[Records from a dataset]

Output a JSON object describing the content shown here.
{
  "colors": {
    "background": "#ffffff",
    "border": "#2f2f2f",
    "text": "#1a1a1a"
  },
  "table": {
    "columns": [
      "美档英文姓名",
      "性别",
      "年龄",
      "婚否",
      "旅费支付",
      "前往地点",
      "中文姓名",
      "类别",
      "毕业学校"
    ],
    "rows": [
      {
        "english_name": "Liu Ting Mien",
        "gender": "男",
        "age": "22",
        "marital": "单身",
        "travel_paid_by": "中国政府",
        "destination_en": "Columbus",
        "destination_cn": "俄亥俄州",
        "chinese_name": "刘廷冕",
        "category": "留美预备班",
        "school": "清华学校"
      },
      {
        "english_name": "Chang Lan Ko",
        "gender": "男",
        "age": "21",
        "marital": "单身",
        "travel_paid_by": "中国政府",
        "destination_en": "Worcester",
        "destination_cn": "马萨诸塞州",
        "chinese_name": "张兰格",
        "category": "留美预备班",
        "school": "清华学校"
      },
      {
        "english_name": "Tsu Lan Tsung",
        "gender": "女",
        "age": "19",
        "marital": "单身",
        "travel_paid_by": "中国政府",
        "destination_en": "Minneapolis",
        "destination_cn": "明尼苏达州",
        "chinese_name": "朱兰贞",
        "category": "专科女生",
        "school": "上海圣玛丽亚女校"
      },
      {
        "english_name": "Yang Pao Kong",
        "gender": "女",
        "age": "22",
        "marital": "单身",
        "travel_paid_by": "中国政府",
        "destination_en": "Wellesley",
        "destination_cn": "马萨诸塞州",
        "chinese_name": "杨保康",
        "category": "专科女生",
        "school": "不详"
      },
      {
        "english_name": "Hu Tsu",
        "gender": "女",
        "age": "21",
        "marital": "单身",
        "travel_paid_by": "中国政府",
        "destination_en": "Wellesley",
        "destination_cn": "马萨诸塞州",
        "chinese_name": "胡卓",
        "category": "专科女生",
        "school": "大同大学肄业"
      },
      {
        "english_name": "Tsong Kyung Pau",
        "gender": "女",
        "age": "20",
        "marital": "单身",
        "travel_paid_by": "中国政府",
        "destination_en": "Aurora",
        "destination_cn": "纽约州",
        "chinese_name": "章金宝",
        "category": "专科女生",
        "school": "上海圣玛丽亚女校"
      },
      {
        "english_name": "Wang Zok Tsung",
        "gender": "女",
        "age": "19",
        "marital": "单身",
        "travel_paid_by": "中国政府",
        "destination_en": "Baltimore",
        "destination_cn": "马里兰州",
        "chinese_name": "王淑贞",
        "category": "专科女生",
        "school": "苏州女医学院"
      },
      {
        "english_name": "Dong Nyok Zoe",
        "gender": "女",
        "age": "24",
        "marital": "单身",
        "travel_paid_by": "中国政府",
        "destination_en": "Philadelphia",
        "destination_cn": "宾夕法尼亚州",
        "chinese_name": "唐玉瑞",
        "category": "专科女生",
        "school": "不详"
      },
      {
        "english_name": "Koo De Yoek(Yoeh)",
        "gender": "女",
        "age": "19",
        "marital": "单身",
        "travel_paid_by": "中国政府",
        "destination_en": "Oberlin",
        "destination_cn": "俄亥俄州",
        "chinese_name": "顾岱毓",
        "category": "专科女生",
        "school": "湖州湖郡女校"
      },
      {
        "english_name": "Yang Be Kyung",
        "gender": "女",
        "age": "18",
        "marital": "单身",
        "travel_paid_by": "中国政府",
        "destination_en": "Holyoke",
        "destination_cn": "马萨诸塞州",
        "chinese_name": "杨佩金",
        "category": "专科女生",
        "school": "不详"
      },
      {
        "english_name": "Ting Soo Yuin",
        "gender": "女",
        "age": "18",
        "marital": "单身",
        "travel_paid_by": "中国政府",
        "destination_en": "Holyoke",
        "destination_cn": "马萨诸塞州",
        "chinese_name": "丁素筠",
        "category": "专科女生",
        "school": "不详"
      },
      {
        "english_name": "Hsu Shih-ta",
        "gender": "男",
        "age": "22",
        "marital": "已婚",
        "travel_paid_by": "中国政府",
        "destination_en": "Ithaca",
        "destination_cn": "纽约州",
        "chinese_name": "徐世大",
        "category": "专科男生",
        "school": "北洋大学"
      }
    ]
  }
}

» **WHAT YOU NEED TO DO**
Copy every line verbatim.

» **ANSWER TO THE EXERCISE**
Output a JSON object describing the content shown here.
{
  "colors": {
    "background": "#ffffff",
    "border": "#2f2f2f",
    "text": "#1a1a1a"
  },
  "table": {
    "columns": [
      "美档英文姓名",
      "性别",
      "年龄",
      "婚否",
      "旅费支付",
      "前往地点",
      "中文姓名",
      "类别",
      "毕业学校"
    ],
    "rows": [
      {
        "english_name": "Liu Ting Mien",
        "gender": "男",
        "age": "22",
        "marital": "单身",
        "travel_paid_by": "中国政府",
        "destination_en": "Columbus",
        "destination_cn": "俄亥俄州",
        "chinese_name": "刘廷冕",
        "category": "留美预备班",
        "school": "清华学校"
      },
      {
        "english_name": "Chang Lan Ko",
        "gender": "男",
        "age": "21",
        "marital": "单身",
        "travel_paid_by": "中国政府",
        "destination_en": "Worcester",
        "destination_cn": "马萨诸塞州",
        "chinese_name": "张兰格",
        "category": "留美预备班",
        "school": "清华学校"
      },
      {
        "english_name": "Tsu Lan Tsung",
        "gender": "女",
        "age": "19",
        "marital": "单身",
        "travel_paid_by": "中国政府",
        "destination_en": "Minneapolis",
        "destination_cn": "明尼苏达州",
        "chinese_name": "朱兰贞",
        "category": "专科女生",
        "school": "上海圣玛丽亚女校"
      },
      {
        "english_name": "Yang Pao Kong",
        "gender": "女",
        "age": "22",
        "marital": "单身",
        "travel_paid_by": "中国政府",
        "destination_en": "Wellesley",
        "destination_cn": "马萨诸塞州",
        "chinese_name": "杨保康",
        "category": "专科女生",
        "school": "不详"
      },
      {
        "english_name": "Hu Tsu",
        "gender": "女",
        "age": "21",
        "marital": "单身",
        "travel_paid_by": "中国政府",
        "destination_en": "Wellesley",
        "destination_cn": "马萨诸塞州",
        "chinese_name": "胡卓",
        "category": "专科女生",
        "school": "大同大学肄业"
      },
      {
        "english_name": "Tsong Kyung Pau",
        "gender": "女",
        "age": "20",
        "marital": "单身",
        "travel_paid_by": "中国政府",
        "destination_en": "Aurora",
        "destination_cn": "纽约州",
        "chinese_name": "章金宝",
        "category": "专科女生",
        "school": "上海圣玛丽亚女校"
      },
      {
        "english_name": "Wang Zok Tsung",
        "gender": "女",
        "age": "19",
        "marital": "单身",
        "travel_paid_by": "中国政府",
        "destination_en": "Baltimore",
        "destination_cn": "马里兰州",
        "chinese_name": "王淑贞",
        "category": "专科女生",
        "school": "苏州女医学院"
      },
      {
        "english_name": "Dong Nyok Zoe",
        "gender": "女",
        "age": "24",
        "marital": "单身",
        "travel_paid_by": "中国政府",
        "destination_en": "Philadelphia",
        "destination_cn": "宾夕法尼亚州",
        "chinese_name": "唐玉瑞",
        "category": "专科女生",
        "school": "不详"
      },
      {
        "english_name": "Koo De Yoek(Yoeh)",
        "gender": "女",
        "age": "19",
        "marital": "单身",
        "travel_paid_by": "中国政府",
        "destination_en": "Oberlin",
        "destination_cn": "俄亥俄州",
        "chinese_name": "顾岱毓",
        "category": "专科女生",
        "school": "湖州湖郡女校"
      },
      {
        "english_name": "Yang Be Kyung",
        "gender": "女",
        "age": "18",
        "marital": "单身",
        "travel_paid_by": "中国政府",
        "destination_en": "Holyoke",
        "destination_cn": "马萨诸塞州",
        "chinese_name": "杨佩金",
        "category": "专科女生",
        "school": "不详"
      },
      {
        "english_name": "Ting Soo Yuin",
        "gender": "女",
        "age": "18",
        "marital": "单身",
        "travel_paid_by": "中国政府",
        "destination_en": "Holyoke",
        "destination_cn": "马萨诸塞州",
        "chinese_name": "丁素筠",
        "category": "专科女生",
        "school": "不详"
      },
      {
        "english_name": "Hsu Shih-ta",
        "gender": "男",
        "age": "22",
        "marital": "已婚",
        "travel_paid_by": "中国政府",
        "destination_en": "Ithaca",
        "destination_cn": "纽约州",
        "chinese_name": "徐世大",
        "category": "专科男生",
        "school": "北洋大学"
      }
    ]
  }
}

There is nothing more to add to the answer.